Task prompt ▸ Reproduce the listing below without changes, except that pictures are left out.

◇ ◇ ◇ ◇ ◇ ◇ ◇

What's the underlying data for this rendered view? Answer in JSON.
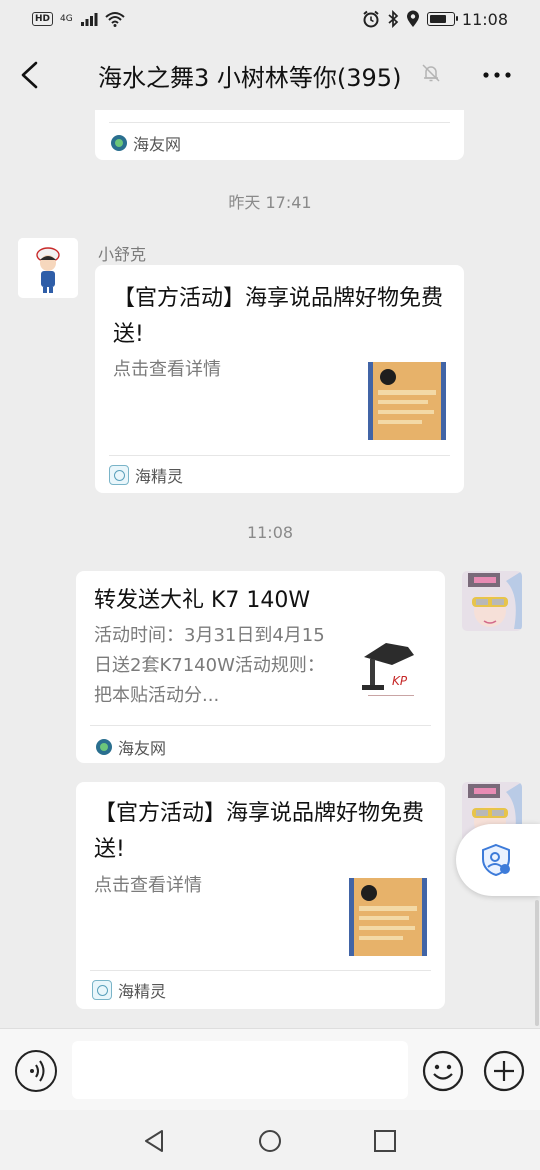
{
  "status_bar": {
    "hd": "HD",
    "network": "4G",
    "time": "11:08",
    "battery_level": 0.75
  },
  "header": {
    "title": "海水之舞3 小树林等你(395)"
  },
  "messages": {
    "partial_card": {
      "source": "海友网"
    },
    "timestamp_1": "昨天 17:41",
    "msg1": {
      "sender": "小舒克",
      "title": "【官方活动】海享说品牌好物免费送!",
      "desc": "点击查看详情",
      "source": "海精灵"
    },
    "timestamp_2": "11:08",
    "msg2": {
      "title": "转发送大礼 K7 140W",
      "desc": "活动时间：3月31日到4月15日送2套K7140W活动规则：把本贴活动分...",
      "source": "海友网",
      "thumb_label": "KP"
    },
    "msg3": {
      "title": "【官方活动】海享说品牌好物免费送!",
      "desc": "点击查看详情",
      "source": "海精灵"
    }
  },
  "input_bar": {
    "placeholder": ""
  },
  "icons": {
    "back": "chevron-left-icon",
    "mute": "bell-off-icon",
    "more": "ellipsis-icon",
    "voice": "voice-icon",
    "emoji": "smile-icon",
    "plus": "plus-icon",
    "float": "shield-user-icon"
  },
  "colors": {
    "chat_bg": "#ededed",
    "bubble": "#ffffff",
    "muted_text": "#7b7b7b"
  }
}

◇ ◇ ◇ ◇ ◇ ◇ ◇

Exercise result ▸
What's the underlying data for this rendered view? Answer in JSON.
{
  "status_bar": {
    "hd": "HD",
    "network": "4G",
    "time": "11:08",
    "battery_level": 0.75
  },
  "header": {
    "title": "海水之舞3 小树林等你(395)"
  },
  "messages": {
    "partial_card": {
      "source": "海友网"
    },
    "timestamp_1": "昨天 17:41",
    "msg1": {
      "sender": "小舒克",
      "title": "【官方活动】海享说品牌好物免费送!",
      "desc": "点击查看详情",
      "source": "海精灵"
    },
    "timestamp_2": "11:08",
    "msg2": {
      "title": "转发送大礼 K7 140W",
      "desc": "活动时间：3月31日到4月15日送2套K7140W活动规则：把本贴活动分...",
      "source": "海友网",
      "thumb_label": "KP"
    },
    "msg3": {
      "title": "【官方活动】海享说品牌好物免费送!",
      "desc": "点击查看详情",
      "source": "海精灵"
    }
  },
  "input_bar": {
    "placeholder": ""
  },
  "icons": {
    "back": "chevron-left-icon",
    "mute": "bell-off-icon",
    "more": "ellipsis-icon",
    "voice": "voice-icon",
    "emoji": "smile-icon",
    "plus": "plus-icon",
    "float": "shield-user-icon"
  },
  "colors": {
    "chat_bg": "#ededed",
    "bubble": "#ffffff",
    "muted_text": "#7b7b7b"
  }
}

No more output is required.